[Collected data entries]
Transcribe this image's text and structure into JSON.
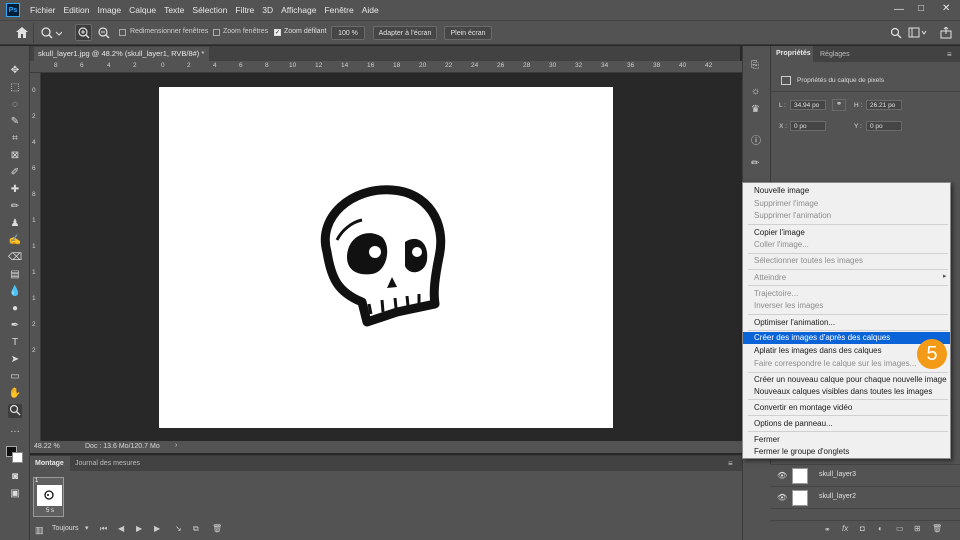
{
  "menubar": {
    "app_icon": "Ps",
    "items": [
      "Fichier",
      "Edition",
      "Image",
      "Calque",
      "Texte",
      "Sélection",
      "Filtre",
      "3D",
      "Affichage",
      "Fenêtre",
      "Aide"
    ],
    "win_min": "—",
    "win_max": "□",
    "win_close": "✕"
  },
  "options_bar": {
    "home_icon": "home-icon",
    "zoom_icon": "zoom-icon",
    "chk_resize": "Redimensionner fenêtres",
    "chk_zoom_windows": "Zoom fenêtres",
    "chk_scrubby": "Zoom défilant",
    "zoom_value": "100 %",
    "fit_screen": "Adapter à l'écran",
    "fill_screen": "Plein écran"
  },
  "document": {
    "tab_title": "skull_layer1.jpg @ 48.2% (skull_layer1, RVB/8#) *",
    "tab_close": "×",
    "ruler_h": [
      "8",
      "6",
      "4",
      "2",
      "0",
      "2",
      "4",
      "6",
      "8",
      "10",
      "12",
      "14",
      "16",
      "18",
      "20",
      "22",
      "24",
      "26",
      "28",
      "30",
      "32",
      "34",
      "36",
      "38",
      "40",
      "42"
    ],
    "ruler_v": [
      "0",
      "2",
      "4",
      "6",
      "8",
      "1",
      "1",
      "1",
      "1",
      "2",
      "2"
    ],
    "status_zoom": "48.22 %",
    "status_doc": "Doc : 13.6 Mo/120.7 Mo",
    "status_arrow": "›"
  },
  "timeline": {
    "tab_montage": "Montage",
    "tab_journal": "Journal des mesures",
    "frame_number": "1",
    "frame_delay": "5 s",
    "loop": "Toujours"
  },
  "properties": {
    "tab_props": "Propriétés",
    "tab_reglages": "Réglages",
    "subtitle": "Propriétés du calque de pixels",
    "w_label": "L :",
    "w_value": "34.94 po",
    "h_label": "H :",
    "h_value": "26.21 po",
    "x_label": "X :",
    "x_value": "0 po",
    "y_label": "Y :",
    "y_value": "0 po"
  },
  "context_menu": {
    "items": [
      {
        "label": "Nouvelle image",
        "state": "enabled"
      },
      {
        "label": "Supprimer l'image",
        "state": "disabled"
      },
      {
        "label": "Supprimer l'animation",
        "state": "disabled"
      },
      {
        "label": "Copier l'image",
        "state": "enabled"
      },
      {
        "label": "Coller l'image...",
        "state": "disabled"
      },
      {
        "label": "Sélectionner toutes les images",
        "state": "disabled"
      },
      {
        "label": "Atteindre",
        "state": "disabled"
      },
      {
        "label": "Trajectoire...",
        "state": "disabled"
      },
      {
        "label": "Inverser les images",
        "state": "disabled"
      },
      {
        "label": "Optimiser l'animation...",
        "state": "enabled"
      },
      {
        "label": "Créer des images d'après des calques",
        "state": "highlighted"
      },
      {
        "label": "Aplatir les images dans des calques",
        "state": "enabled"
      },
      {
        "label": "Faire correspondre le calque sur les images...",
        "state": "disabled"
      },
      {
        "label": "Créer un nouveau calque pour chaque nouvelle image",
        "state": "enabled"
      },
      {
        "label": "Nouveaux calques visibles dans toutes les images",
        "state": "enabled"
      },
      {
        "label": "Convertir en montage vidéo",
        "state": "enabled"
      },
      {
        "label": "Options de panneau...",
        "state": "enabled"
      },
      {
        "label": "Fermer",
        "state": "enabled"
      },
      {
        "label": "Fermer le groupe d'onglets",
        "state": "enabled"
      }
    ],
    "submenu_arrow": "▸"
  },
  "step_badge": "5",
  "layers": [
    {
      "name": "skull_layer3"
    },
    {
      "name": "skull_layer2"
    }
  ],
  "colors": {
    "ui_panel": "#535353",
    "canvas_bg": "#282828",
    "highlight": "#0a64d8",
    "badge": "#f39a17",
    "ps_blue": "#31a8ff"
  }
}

**DESCRIPTION OF THE TASK**. Every entry must be reproduced exactly, with the images left out.

**EXERCISE SOLUTION**.
Transcribe this image's text and structure into JSON.
{
  "menubar": {
    "app_icon": "Ps",
    "items": [
      "Fichier",
      "Edition",
      "Image",
      "Calque",
      "Texte",
      "Sélection",
      "Filtre",
      "3D",
      "Affichage",
      "Fenêtre",
      "Aide"
    ],
    "win_min": "—",
    "win_max": "□",
    "win_close": "✕"
  },
  "options_bar": {
    "home_icon": "home-icon",
    "zoom_icon": "zoom-icon",
    "chk_resize": "Redimensionner fenêtres",
    "chk_zoom_windows": "Zoom fenêtres",
    "chk_scrubby": "Zoom défilant",
    "zoom_value": "100 %",
    "fit_screen": "Adapter à l'écran",
    "fill_screen": "Plein écran"
  },
  "document": {
    "tab_title": "skull_layer1.jpg @ 48.2% (skull_layer1, RVB/8#) *",
    "tab_close": "×",
    "ruler_h": [
      "8",
      "6",
      "4",
      "2",
      "0",
      "2",
      "4",
      "6",
      "8",
      "10",
      "12",
      "14",
      "16",
      "18",
      "20",
      "22",
      "24",
      "26",
      "28",
      "30",
      "32",
      "34",
      "36",
      "38",
      "40",
      "42"
    ],
    "ruler_v": [
      "0",
      "2",
      "4",
      "6",
      "8",
      "1",
      "1",
      "1",
      "1",
      "2",
      "2"
    ],
    "status_zoom": "48.22 %",
    "status_doc": "Doc : 13.6 Mo/120.7 Mo",
    "status_arrow": "›"
  },
  "timeline": {
    "tab_montage": "Montage",
    "tab_journal": "Journal des mesures",
    "frame_number": "1",
    "frame_delay": "5 s",
    "loop": "Toujours"
  },
  "properties": {
    "tab_props": "Propriétés",
    "tab_reglages": "Réglages",
    "subtitle": "Propriétés du calque de pixels",
    "w_label": "L :",
    "w_value": "34.94 po",
    "h_label": "H :",
    "h_value": "26.21 po",
    "x_label": "X :",
    "x_value": "0 po",
    "y_label": "Y :",
    "y_value": "0 po"
  },
  "context_menu": {
    "items": [
      {
        "label": "Nouvelle image",
        "state": "enabled"
      },
      {
        "label": "Supprimer l'image",
        "state": "disabled"
      },
      {
        "label": "Supprimer l'animation",
        "state": "disabled"
      },
      {
        "label": "Copier l'image",
        "state": "enabled"
      },
      {
        "label": "Coller l'image...",
        "state": "disabled"
      },
      {
        "label": "Sélectionner toutes les images",
        "state": "disabled"
      },
      {
        "label": "Atteindre",
        "state": "disabled"
      },
      {
        "label": "Trajectoire...",
        "state": "disabled"
      },
      {
        "label": "Inverser les images",
        "state": "disabled"
      },
      {
        "label": "Optimiser l'animation...",
        "state": "enabled"
      },
      {
        "label": "Créer des images d'après des calques",
        "state": "highlighted"
      },
      {
        "label": "Aplatir les images dans des calques",
        "state": "enabled"
      },
      {
        "label": "Faire correspondre le calque sur les images...",
        "state": "disabled"
      },
      {
        "label": "Créer un nouveau calque pour chaque nouvelle image",
        "state": "enabled"
      },
      {
        "label": "Nouveaux calques visibles dans toutes les images",
        "state": "enabled"
      },
      {
        "label": "Convertir en montage vidéo",
        "state": "enabled"
      },
      {
        "label": "Options de panneau...",
        "state": "enabled"
      },
      {
        "label": "Fermer",
        "state": "enabled"
      },
      {
        "label": "Fermer le groupe d'onglets",
        "state": "enabled"
      }
    ],
    "submenu_arrow": "▸"
  },
  "step_badge": "5",
  "layers": [
    {
      "name": "skull_layer3"
    },
    {
      "name": "skull_layer2"
    }
  ],
  "colors": {
    "ui_panel": "#535353",
    "canvas_bg": "#282828",
    "highlight": "#0a64d8",
    "badge": "#f39a17",
    "ps_blue": "#31a8ff"
  }
}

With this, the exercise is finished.